When the word "content" shows up in a line of the data below, copy that whole line.

━━ Given data

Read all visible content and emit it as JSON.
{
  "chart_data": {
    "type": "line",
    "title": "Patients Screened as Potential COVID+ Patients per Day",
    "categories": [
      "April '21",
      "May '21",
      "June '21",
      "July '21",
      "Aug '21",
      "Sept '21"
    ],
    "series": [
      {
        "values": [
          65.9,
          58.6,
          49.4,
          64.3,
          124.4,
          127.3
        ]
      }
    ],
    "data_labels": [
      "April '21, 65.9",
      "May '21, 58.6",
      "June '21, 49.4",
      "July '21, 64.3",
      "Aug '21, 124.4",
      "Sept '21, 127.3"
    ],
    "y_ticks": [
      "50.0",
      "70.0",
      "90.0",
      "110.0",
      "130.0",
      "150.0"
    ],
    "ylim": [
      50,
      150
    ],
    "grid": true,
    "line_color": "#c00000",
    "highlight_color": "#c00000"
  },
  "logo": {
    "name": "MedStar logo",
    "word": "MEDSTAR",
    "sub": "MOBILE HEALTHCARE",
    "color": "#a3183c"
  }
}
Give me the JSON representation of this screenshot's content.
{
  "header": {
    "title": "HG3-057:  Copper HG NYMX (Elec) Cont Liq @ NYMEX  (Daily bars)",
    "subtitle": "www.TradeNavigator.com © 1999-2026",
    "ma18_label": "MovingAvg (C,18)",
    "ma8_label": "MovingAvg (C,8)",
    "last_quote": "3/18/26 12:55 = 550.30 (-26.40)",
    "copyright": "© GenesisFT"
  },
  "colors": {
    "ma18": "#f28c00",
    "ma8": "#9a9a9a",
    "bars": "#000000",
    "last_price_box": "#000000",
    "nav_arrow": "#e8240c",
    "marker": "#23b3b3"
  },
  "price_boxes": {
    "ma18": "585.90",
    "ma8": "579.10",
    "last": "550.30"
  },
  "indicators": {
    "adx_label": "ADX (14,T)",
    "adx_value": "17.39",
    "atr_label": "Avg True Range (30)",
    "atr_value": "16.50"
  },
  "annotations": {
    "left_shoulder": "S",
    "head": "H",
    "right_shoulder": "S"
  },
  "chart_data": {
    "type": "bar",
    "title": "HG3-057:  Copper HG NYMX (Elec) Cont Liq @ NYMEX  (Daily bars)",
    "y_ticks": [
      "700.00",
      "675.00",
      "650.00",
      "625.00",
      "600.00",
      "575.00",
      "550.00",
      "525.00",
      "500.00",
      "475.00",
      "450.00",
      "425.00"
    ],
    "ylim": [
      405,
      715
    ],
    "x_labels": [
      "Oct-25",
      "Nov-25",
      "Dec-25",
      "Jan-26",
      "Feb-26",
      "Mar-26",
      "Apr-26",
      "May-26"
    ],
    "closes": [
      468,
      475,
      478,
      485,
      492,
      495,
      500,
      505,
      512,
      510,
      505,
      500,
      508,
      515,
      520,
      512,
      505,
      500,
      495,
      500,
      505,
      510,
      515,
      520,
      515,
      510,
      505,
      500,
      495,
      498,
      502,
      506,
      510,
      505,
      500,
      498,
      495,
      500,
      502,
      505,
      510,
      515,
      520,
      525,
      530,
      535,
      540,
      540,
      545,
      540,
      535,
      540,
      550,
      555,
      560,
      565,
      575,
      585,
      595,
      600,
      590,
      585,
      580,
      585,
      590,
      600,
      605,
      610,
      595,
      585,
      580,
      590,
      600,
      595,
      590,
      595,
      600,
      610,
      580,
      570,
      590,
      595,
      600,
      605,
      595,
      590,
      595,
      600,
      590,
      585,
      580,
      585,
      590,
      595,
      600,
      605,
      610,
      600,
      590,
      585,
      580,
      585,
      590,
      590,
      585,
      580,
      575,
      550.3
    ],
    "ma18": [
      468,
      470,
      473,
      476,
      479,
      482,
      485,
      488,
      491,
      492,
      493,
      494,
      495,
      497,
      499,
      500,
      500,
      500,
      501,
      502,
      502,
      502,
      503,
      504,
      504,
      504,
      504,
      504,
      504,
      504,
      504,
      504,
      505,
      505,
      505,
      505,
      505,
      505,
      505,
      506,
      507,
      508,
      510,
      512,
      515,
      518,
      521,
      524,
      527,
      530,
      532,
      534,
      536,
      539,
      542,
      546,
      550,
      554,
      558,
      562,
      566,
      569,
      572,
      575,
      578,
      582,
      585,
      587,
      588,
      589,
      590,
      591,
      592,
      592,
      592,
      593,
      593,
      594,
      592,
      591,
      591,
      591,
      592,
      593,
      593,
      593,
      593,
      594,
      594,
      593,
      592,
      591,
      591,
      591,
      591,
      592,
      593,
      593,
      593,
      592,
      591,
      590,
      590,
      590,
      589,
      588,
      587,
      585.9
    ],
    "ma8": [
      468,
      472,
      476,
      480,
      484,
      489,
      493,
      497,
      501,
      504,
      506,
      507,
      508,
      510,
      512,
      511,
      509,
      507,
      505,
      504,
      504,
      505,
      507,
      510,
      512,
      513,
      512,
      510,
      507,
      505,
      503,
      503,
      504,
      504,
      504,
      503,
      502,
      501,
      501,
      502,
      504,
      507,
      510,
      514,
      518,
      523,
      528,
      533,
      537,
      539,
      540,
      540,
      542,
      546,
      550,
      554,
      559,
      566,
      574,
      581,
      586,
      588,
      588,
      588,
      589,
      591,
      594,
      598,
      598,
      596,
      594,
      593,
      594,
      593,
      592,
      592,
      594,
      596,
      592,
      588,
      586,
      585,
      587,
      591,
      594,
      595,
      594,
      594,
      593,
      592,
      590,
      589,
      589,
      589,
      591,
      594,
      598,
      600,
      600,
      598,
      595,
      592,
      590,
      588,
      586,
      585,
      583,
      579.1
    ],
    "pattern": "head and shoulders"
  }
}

━━━━

_Exercise output_
Read all visible content and emit it as JSON.
Give me the JSON representation of this screenshot's content.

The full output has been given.